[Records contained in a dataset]
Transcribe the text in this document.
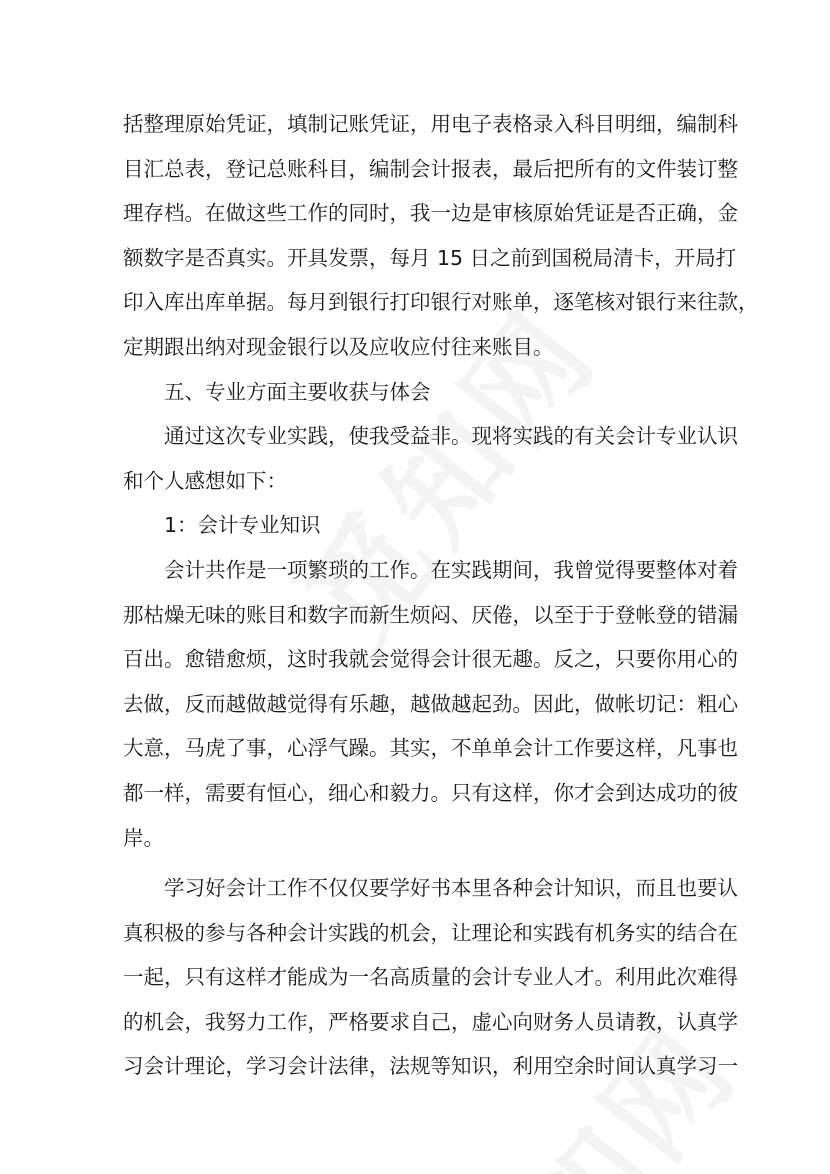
括整理原始凭证，填制记账凭证，用电子表格录入科目明细，编制科
目汇总表，登记总账科目，编制会计报表，最后把所有的文件装订整
理存档。在做这些工作的同时，我一边是审核原始凭证是否正确，金
额数字是否真实。开具发票，每月 15 日之前到国税局清卡，开局打
印入库出库单据。每月到银行打印银行对账单，逐笔核对银行来往款，
定期跟出纳对现金银行以及应收应付往来账目。
五、专业方面主要收获与体会
通过这次专业实践，使我受益非。现将实践的有关会计专业认识
和个人感想如下：
1：会计专业知识
会计共作是一项繁琐的工作。在实践期间，我曾觉得要整体对着
那枯燥无味的账目和数字而新生烦闷、厌倦，以至于于登帐登的错漏
百出。愈错愈烦，这时我就会觉得会计很无趣。反之，只要你用心的
去做，反而越做越觉得有乐趣，越做越起劲。因此，做帐切记：粗心
大意，马虎了事，心浮气躁。其实，不单单会计工作要这样，凡事也
都一样，需要有恒心，细心和毅力。只有这样，你才会到达成功的彼
岸。
学习好会计工作不仅仅要学好书本里各种会计知识，而且也要认
真积极的参与各种会计实践的机会，让理论和实践有机务实的结合在
一起，只有这样才能成为一名高质量的会计专业人才。利用此次难得
的机会，我努力工作，严格要求自己，虚心向财务人员请教，认真学
习会计理论，学习会计法律，法规等知识，利用空余时间认真学习一
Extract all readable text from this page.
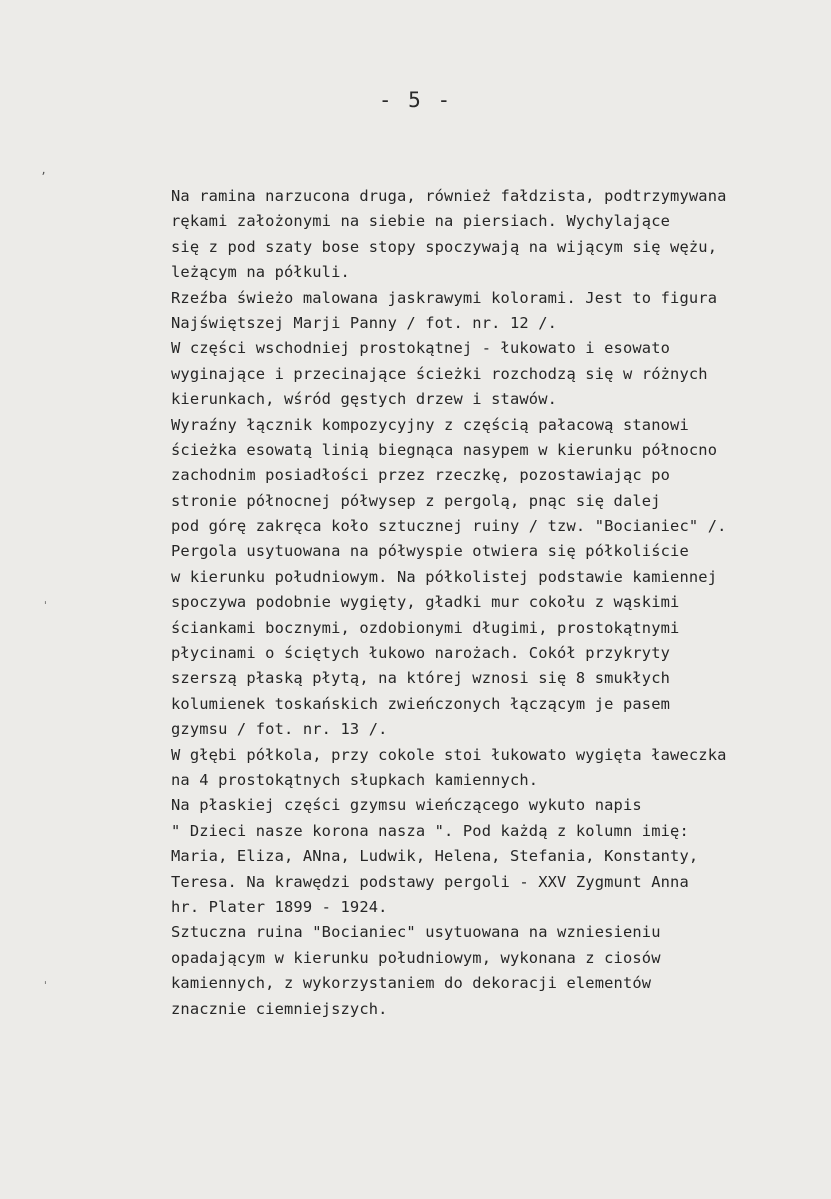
ʼ
ˈ
ˈ
- 5 -
Na ramina narzucona druga, również fałdzista, podtrzymywana
rękami założonymi na siebie na piersiach. Wychylające
się z pod szaty bose stopy spoczywają na wijącym się wężu,
leżącym na półkuli.
Rzeźba świeżo malowana jaskrawymi kolorami. Jest to figura
Najświętszej Marji Panny / fot. nr. 12 /.
W części wschodniej prostokątnej - łukowato i esowato
wyginające i przecinające ścieżki rozchodzą się w różnych
kierunkach, wśród gęstych drzew i stawów.
Wyraźny łącznik kompozycyjny z częścią pałacową stanowi
ścieżka esowatą linią biegnąca nasypem w kierunku północno
zachodnim posiadłości przez rzeczkę, pozostawiając po
stronie północnej półwysep z pergolą, pnąc się dalej
pod górę zakręca koło sztucznej ruiny / tzw. "Bocianiec" /.
Pergola usytuowana na półwyspie otwiera się półkoliście
w kierunku południowym. Na półkolistej podstawie kamiennej
spoczywa podobnie wygięty, gładki mur cokołu z wąskimi
ściankami bocznymi, ozdobionymi długimi, prostokątnymi
płycinami o ściętych łukowo narożach. Cokół przykryty
szerszą płaską płytą, na której wznosi się 8 smukłych
kolumienek toskańskich zwieńczonych łączącym je pasem
gzymsu / fot. nr. 13 /.
W głębi półkola, przy cokole stoi łukowato wygięta ławeczka
na 4 prostokątnych słupkach kamiennych.
Na płaskiej części gzymsu wieńczącego wykuto napis
" Dzieci nasze korona nasza ". Pod każdą z kolumn imię:
Maria, Eliza, ANna, Ludwik, Helena, Stefania, Konstanty,
Teresa. Na krawędzi podstawy pergoli - XXV Zygmunt Anna
hr. Plater 1899 - 1924.
Sztuczna ruina "Bocianiec" usytuowana na wzniesieniu
opadającym w kierunku południowym, wykonana z ciosów
kamiennych, z wykorzystaniem do dekoracji elementów
znacznie ciemniejszych.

◆ What you will do
Within the listing above, find every line containing the string "usytuowana" and return it.

◆ Task output
Pergola usytuowana na półwyspie otwiera się półkoliście
Sztuczna ruina "Bocianiec" usytuowana na wzniesieniu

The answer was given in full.